** GOAL OF THE EXERCISE **
State the number of lines below in which the word "VALER" appears. Nothing else belongs in the answer.

** INPUT MATERIAL **
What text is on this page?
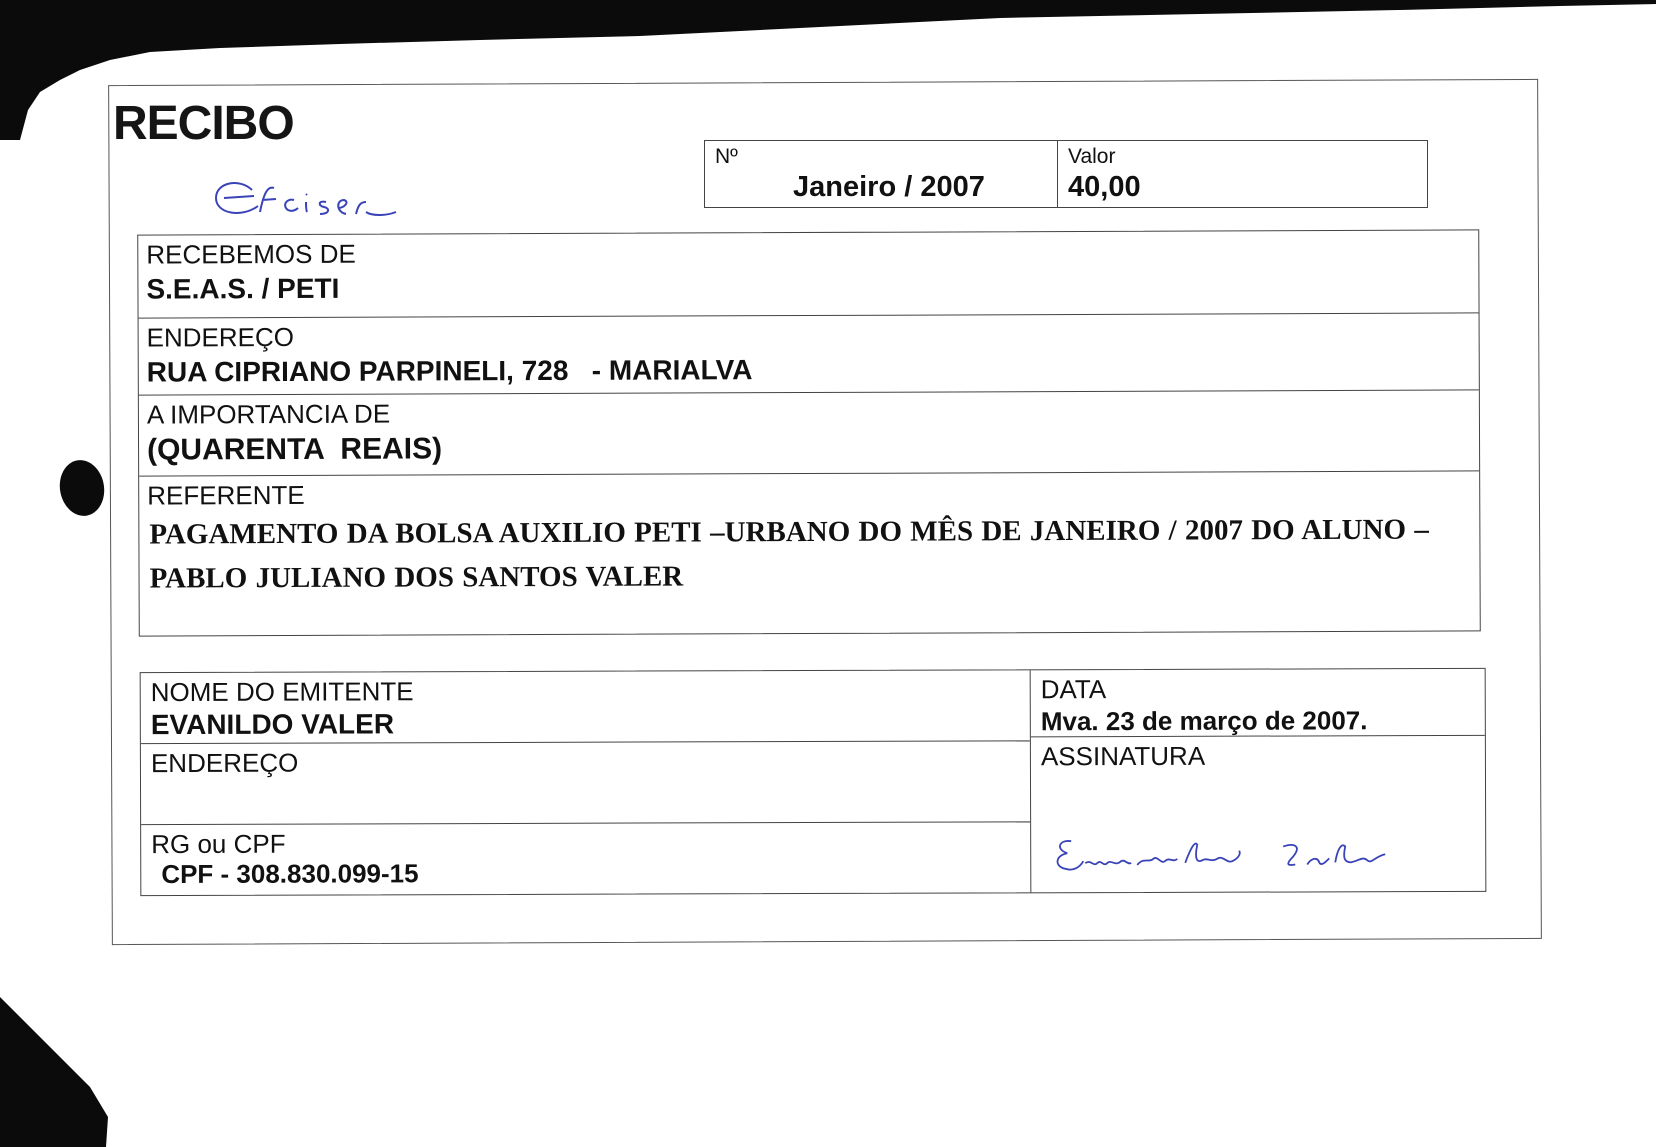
RECIBO
Nº
Janeiro / 2007
Valor
40,00
RECEBEMOS DE
S.E.A.S. / PETI
ENDEREÇO
RUA CIPRIANO PARPINELI, 728   - MARIALVA
A IMPORTANCIA DE
(QUARENTA  REAIS)
REFERENTE
PAGAMENTO DA BOLSA AUXILIO PETI –URBANO DO MÊS DE JANEIRO / 2007 DO ALUNO – PABLO JULIANO DOS SANTOS VALER
NOME DO EMITENTE
EVANILDO VALER
ENDEREÇO
RG ou CPF
CPF - 308.830.099-15
DATA
Mva. 23 de março de 2007.
ASSINATURA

** OUTPUT OF THE TASK **
2